--- start of Excerpted data ---
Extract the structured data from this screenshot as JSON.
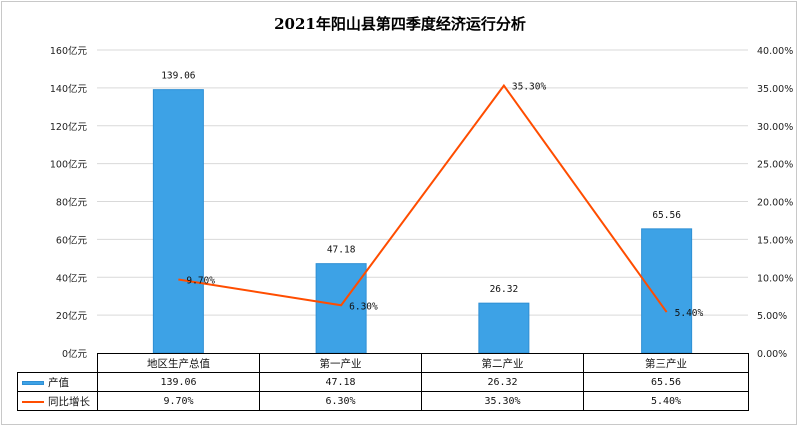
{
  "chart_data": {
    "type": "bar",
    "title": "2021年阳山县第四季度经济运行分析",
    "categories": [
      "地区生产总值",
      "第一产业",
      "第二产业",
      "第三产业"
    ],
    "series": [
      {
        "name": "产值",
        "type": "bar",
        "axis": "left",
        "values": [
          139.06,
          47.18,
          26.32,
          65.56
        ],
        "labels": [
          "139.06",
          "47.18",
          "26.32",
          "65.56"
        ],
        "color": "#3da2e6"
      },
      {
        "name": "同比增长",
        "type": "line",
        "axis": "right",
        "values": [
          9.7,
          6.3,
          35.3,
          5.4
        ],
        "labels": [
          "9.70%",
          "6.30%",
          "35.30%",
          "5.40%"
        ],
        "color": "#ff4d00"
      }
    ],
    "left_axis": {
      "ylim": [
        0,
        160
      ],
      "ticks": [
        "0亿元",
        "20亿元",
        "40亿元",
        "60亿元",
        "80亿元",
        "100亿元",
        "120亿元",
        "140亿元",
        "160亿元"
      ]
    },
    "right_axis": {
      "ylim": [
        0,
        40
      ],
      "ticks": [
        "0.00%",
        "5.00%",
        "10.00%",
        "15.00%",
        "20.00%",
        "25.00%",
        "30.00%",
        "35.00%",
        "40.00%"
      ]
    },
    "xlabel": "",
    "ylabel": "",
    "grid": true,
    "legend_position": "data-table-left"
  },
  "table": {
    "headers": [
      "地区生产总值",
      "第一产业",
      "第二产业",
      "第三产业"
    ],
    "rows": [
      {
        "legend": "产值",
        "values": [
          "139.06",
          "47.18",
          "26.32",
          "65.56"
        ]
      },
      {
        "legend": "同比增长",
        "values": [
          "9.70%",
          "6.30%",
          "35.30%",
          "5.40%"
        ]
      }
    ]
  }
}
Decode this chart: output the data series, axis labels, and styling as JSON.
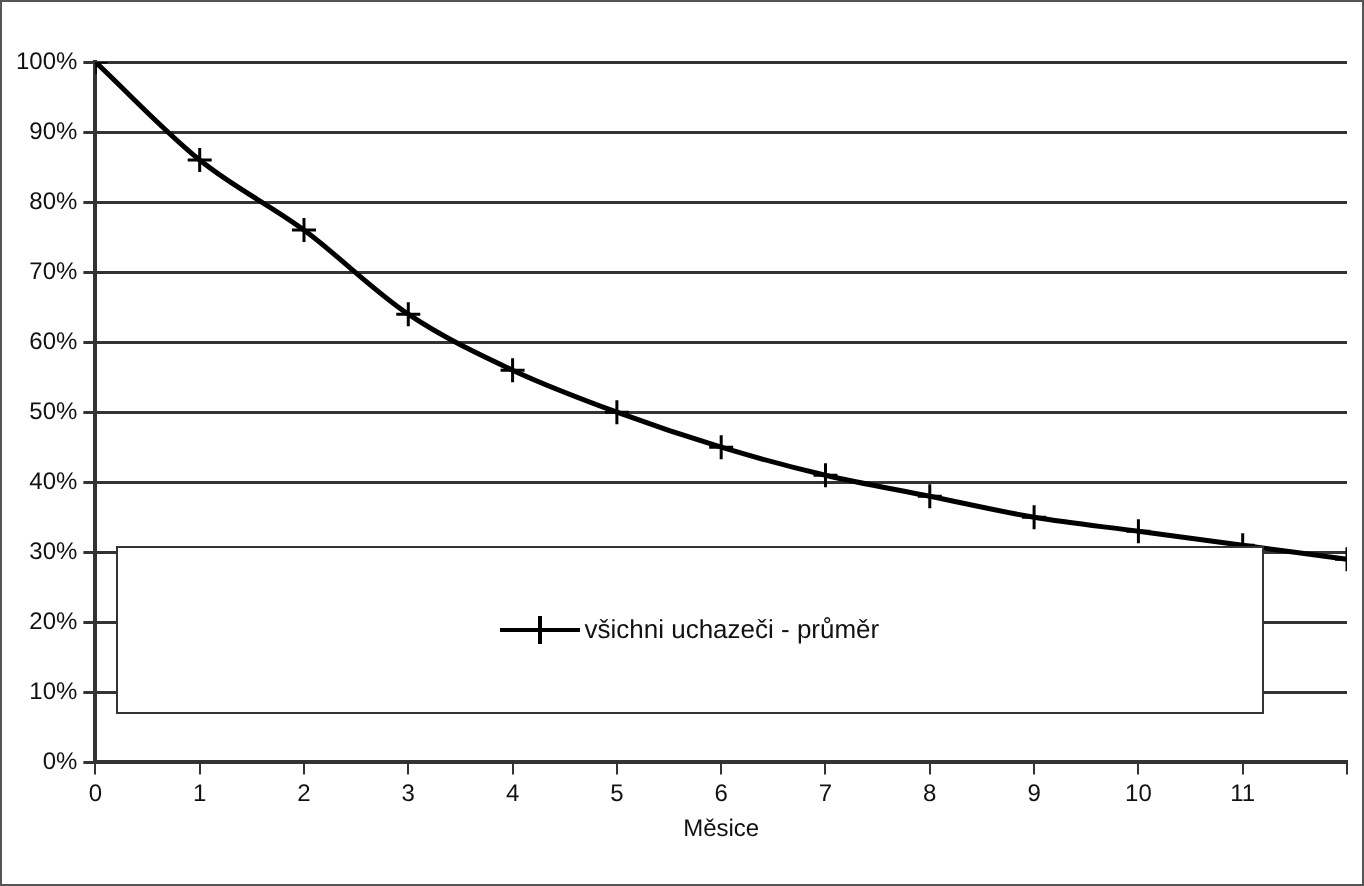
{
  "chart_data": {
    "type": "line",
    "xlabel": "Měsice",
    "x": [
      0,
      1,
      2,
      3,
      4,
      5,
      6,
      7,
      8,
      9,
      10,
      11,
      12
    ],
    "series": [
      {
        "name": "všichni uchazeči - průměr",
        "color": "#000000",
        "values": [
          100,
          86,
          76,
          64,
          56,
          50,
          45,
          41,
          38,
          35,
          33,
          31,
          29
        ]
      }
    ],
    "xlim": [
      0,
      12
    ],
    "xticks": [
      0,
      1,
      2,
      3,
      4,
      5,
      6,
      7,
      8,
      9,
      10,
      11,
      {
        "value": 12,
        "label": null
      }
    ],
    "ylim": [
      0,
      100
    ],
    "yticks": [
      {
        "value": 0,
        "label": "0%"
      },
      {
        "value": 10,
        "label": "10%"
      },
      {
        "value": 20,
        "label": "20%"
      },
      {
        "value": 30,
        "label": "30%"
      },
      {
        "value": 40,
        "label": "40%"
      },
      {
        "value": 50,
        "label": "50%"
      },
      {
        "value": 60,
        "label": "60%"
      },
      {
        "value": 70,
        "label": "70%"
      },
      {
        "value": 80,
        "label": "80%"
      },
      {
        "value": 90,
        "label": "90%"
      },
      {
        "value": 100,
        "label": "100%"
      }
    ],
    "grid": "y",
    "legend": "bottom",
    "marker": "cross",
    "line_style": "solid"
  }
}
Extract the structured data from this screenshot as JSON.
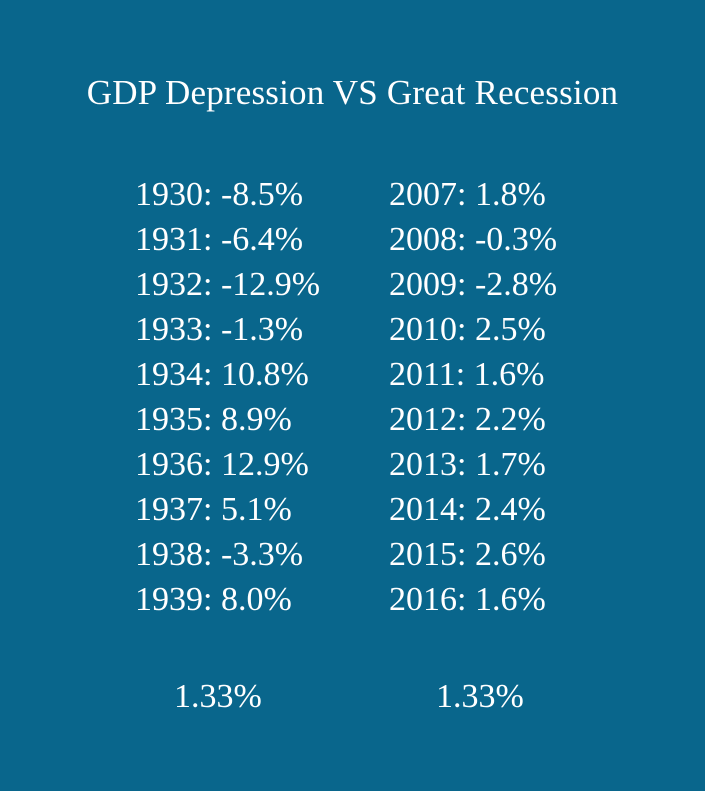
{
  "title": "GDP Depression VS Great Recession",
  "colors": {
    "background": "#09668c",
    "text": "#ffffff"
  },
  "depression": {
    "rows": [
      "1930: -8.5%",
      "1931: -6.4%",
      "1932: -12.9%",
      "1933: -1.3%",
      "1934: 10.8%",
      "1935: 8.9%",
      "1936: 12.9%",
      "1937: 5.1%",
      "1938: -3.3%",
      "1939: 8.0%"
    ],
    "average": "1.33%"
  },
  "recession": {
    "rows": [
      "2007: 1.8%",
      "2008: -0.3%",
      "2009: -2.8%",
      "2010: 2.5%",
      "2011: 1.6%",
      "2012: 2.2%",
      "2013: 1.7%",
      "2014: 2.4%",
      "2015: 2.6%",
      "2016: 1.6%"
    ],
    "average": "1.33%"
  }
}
--- end of Excerpted data ---
__Directions__:
Omit every picture, then repeat the remaining data exactly as it appears above.

__The completed task__:
Extract the structured data from this screenshot as JSON.
{
  "chart_data": {
    "type": "bar",
    "title": "2021年阳山县第四季度经济运行分析",
    "categories": [
      "地区生产总值",
      "第一产业",
      "第二产业",
      "第三产业"
    ],
    "series": [
      {
        "name": "产值",
        "type": "bar",
        "axis": "left",
        "values": [
          139.06,
          47.18,
          26.32,
          65.56
        ],
        "labels": [
          "139.06",
          "47.18",
          "26.32",
          "65.56"
        ],
        "color": "#3da2e6"
      },
      {
        "name": "同比增长",
        "type": "line",
        "axis": "right",
        "values": [
          9.7,
          6.3,
          35.3,
          5.4
        ],
        "labels": [
          "9.70%",
          "6.30%",
          "35.30%",
          "5.40%"
        ],
        "color": "#ff4d00"
      }
    ],
    "left_axis": {
      "ylim": [
        0,
        160
      ],
      "ticks": [
        "0亿元",
        "20亿元",
        "40亿元",
        "60亿元",
        "80亿元",
        "100亿元",
        "120亿元",
        "140亿元",
        "160亿元"
      ]
    },
    "right_axis": {
      "ylim": [
        0,
        40
      ],
      "ticks": [
        "0.00%",
        "5.00%",
        "10.00%",
        "15.00%",
        "20.00%",
        "25.00%",
        "30.00%",
        "35.00%",
        "40.00%"
      ]
    },
    "xlabel": "",
    "ylabel": "",
    "grid": true,
    "legend_position": "data-table-left"
  },
  "table": {
    "headers": [
      "地区生产总值",
      "第一产业",
      "第二产业",
      "第三产业"
    ],
    "rows": [
      {
        "legend": "产值",
        "values": [
          "139.06",
          "47.18",
          "26.32",
          "65.56"
        ]
      },
      {
        "legend": "同比增长",
        "values": [
          "9.70%",
          "6.30%",
          "35.30%",
          "5.40%"
        ]
      }
    ]
  }
}
Decode this chart: output the data series, axis labels, and styling as JSON.
{
  "chart_data": {
    "type": "line",
    "xlabel": "Měsice",
    "x": [
      0,
      1,
      2,
      3,
      4,
      5,
      6,
      7,
      8,
      9,
      10,
      11,
      12
    ],
    "series": [
      {
        "name": "všichni uchazeči - průměr",
        "color": "#000000",
        "values": [
          100,
          86,
          76,
          64,
          56,
          50,
          45,
          41,
          38,
          35,
          33,
          31,
          29
        ]
      }
    ],
    "xlim": [
      0,
      12
    ],
    "xticks": [
      0,
      1,
      2,
      3,
      4,
      5,
      6,
      7,
      8,
      9,
      10,
      11,
      {
        "value": 12,
        "label": null
      }
    ],
    "ylim": [
      0,
      100
    ],
    "yticks": [
      {
        "value": 0,
        "label": "0%"
      },
      {
        "value": 10,
        "label": "10%"
      },
      {
        "value": 20,
        "label": "20%"
      },
      {
        "value": 30,
        "label": "30%"
      },
      {
        "value": 40,
        "label": "40%"
      },
      {
        "value": 50,
        "label": "50%"
      },
      {
        "value": 60,
        "label": "60%"
      },
      {
        "value": 70,
        "label": "70%"
      },
      {
        "value": 80,
        "label": "80%"
      },
      {
        "value": 90,
        "label": "90%"
      },
      {
        "value": 100,
        "label": "100%"
      }
    ],
    "grid": "y",
    "legend": "bottom",
    "marker": "cross",
    "line_style": "solid"
  }
}
Extract the structured data from this screenshot as JSON.
{
  "title": "GDP Depression VS Great Recession",
  "colors": {
    "background": "#09668c",
    "text": "#ffffff"
  },
  "depression": {
    "rows": [
      "1930: -8.5%",
      "1931: -6.4%",
      "1932: -12.9%",
      "1933: -1.3%",
      "1934: 10.8%",
      "1935: 8.9%",
      "1936: 12.9%",
      "1937: 5.1%",
      "1938: -3.3%",
      "1939: 8.0%"
    ],
    "average": "1.33%"
  },
  "recession": {
    "rows": [
      "2007: 1.8%",
      "2008: -0.3%",
      "2009: -2.8%",
      "2010: 2.5%",
      "2011: 1.6%",
      "2012: 2.2%",
      "2013: 1.7%",
      "2014: 2.4%",
      "2015: 2.6%",
      "2016: 1.6%"
    ],
    "average": "1.33%"
  }
}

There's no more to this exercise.